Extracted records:
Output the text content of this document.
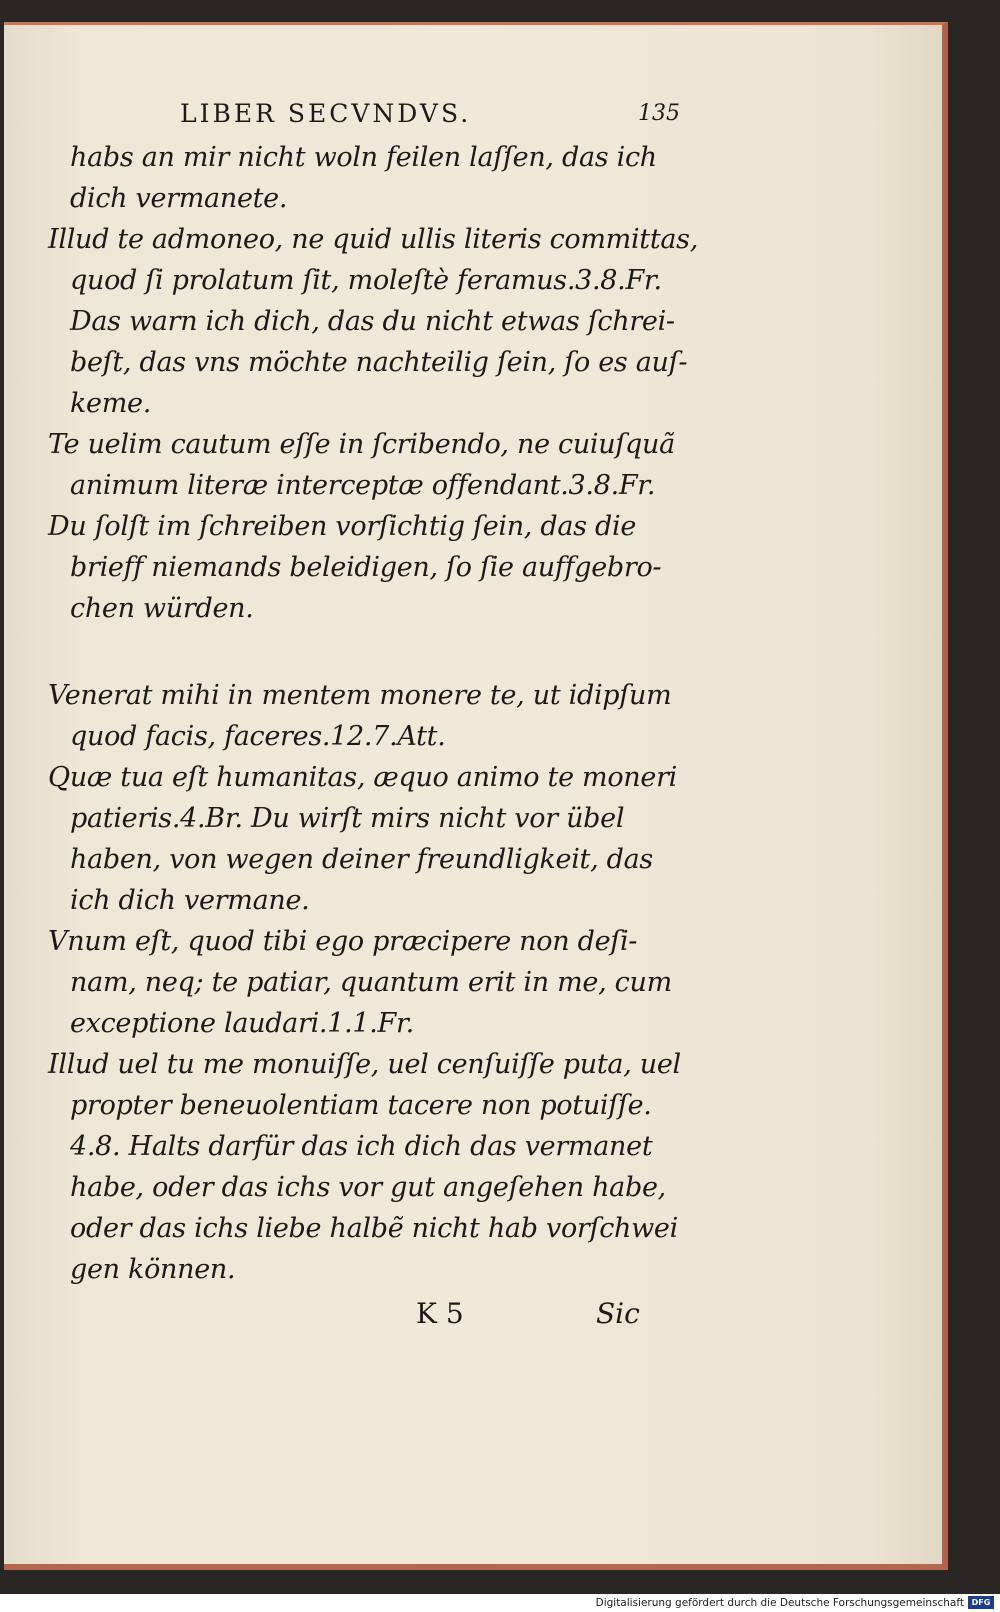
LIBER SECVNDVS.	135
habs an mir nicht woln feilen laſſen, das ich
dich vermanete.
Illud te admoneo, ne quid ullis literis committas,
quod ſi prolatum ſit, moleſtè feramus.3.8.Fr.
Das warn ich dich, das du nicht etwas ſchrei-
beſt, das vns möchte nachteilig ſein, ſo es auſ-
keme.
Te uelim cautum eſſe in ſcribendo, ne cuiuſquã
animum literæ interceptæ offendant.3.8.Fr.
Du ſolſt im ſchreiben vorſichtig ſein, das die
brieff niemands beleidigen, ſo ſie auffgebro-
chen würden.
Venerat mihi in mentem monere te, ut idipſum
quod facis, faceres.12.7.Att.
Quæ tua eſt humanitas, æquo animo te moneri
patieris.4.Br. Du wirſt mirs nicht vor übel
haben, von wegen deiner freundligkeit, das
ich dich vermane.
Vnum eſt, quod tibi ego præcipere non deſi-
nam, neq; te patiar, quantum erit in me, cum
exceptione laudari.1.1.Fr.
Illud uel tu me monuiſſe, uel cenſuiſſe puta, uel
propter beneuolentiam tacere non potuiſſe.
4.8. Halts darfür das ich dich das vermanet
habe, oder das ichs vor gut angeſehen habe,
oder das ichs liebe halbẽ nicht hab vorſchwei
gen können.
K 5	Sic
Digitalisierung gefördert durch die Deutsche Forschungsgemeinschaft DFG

==

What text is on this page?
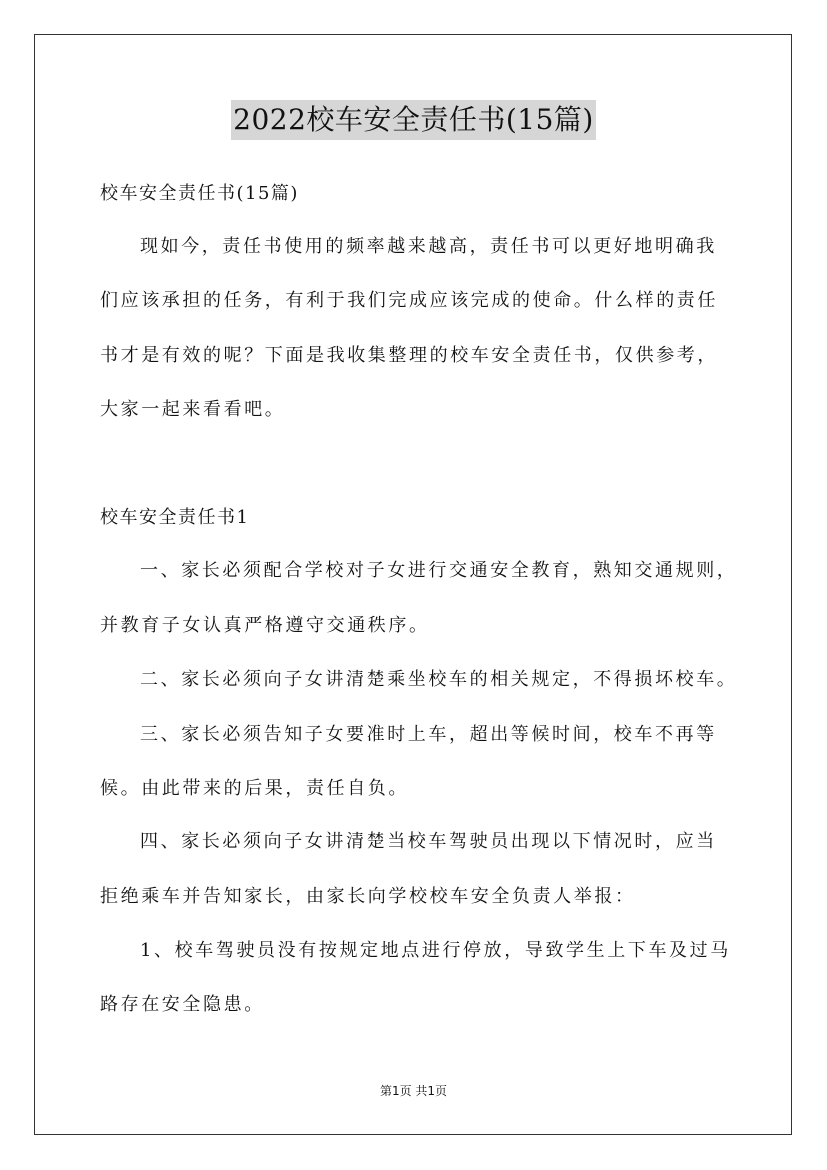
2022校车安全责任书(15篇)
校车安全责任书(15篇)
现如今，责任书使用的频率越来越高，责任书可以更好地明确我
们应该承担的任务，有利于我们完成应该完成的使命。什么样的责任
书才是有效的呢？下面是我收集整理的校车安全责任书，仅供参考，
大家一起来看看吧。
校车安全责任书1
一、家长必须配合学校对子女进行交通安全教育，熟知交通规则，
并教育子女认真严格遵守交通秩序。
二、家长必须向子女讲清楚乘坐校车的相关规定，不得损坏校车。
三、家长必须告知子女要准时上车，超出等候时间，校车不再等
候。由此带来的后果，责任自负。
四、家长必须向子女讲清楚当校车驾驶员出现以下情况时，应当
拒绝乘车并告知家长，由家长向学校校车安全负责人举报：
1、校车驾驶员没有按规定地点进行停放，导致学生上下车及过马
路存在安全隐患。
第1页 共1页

Work instructions:
Scan the records above and report how many lines include the word "quod", without any other text.

Correct output:
3